---------- Task input ----------
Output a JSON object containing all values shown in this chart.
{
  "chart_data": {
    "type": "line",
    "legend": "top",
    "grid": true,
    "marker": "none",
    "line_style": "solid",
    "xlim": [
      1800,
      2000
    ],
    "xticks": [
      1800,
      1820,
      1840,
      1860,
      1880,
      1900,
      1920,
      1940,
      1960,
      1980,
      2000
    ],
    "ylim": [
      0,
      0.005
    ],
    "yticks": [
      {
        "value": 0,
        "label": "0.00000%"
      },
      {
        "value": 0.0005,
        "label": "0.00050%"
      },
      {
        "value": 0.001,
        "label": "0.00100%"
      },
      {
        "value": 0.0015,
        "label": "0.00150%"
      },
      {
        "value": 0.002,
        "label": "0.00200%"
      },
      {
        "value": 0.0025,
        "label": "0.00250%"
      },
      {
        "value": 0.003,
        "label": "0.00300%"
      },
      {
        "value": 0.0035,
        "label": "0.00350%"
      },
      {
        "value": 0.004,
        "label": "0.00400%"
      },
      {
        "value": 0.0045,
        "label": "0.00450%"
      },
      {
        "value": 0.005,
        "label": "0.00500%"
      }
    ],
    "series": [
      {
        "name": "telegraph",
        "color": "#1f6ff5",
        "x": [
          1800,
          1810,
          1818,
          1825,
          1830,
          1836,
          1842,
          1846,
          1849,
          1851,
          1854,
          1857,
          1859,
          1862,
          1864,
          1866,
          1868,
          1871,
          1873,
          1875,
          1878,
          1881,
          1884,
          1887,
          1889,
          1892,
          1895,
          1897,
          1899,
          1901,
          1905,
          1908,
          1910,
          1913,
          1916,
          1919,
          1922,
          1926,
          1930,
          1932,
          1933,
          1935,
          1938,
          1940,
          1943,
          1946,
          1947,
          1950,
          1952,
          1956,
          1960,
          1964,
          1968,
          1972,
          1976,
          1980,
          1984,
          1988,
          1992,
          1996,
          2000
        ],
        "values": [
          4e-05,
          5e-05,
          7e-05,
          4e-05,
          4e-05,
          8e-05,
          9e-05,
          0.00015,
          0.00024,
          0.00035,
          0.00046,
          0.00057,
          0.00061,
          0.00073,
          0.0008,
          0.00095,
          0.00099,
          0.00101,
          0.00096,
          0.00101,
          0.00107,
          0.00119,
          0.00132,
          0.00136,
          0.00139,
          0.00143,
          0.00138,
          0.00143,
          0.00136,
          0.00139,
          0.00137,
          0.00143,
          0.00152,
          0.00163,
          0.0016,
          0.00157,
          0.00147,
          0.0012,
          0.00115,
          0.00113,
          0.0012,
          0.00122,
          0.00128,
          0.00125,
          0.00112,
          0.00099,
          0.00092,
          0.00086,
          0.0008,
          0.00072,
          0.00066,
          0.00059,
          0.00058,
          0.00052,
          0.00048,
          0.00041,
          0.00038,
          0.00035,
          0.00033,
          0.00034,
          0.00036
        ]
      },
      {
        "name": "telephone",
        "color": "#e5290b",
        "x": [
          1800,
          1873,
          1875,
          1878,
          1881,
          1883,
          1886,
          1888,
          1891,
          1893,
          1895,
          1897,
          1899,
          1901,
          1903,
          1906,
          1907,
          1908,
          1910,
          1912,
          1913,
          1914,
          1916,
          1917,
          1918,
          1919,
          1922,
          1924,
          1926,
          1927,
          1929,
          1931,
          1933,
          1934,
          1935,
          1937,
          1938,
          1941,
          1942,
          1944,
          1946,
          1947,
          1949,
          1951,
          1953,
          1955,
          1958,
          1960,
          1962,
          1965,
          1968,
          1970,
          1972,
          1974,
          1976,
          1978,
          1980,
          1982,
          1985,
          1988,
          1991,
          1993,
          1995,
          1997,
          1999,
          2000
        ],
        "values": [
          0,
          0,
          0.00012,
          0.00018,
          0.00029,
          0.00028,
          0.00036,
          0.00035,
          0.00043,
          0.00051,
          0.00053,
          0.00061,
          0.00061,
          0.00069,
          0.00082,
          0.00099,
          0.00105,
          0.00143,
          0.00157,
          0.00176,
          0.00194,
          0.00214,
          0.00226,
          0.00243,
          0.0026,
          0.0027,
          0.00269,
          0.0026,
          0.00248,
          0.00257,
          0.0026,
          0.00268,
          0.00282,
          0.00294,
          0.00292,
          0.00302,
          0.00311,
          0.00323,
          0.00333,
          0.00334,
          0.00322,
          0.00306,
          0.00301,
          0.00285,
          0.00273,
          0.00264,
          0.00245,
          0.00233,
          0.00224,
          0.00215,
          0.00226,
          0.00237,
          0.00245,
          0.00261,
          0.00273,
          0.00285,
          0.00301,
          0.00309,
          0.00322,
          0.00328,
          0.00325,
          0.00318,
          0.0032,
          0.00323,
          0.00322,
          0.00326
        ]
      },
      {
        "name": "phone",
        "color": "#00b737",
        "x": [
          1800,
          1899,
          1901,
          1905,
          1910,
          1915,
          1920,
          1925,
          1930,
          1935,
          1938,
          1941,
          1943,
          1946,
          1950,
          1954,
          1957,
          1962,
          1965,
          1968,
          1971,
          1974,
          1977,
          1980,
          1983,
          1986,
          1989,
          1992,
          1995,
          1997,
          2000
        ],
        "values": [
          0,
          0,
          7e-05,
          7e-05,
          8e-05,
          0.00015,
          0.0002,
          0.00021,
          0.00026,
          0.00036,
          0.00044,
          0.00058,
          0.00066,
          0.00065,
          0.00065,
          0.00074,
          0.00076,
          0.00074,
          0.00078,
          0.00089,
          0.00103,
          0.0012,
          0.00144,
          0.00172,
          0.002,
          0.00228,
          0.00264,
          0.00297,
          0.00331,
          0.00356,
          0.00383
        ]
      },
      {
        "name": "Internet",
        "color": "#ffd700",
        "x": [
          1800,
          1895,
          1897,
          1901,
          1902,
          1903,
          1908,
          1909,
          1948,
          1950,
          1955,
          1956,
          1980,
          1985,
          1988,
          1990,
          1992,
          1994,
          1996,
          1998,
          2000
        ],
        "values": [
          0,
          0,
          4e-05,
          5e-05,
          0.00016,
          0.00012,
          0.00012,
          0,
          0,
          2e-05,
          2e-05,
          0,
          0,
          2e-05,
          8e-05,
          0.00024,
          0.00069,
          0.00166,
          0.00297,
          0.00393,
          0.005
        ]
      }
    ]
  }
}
----------
▶ What you need to do
Locate the lines above that contain "color" and copy them.

▶ Complete response
        "color": "#1f6ff5",
        "color": "#e5290b",
        "color": "#00b737",
        "color": "#ffd700",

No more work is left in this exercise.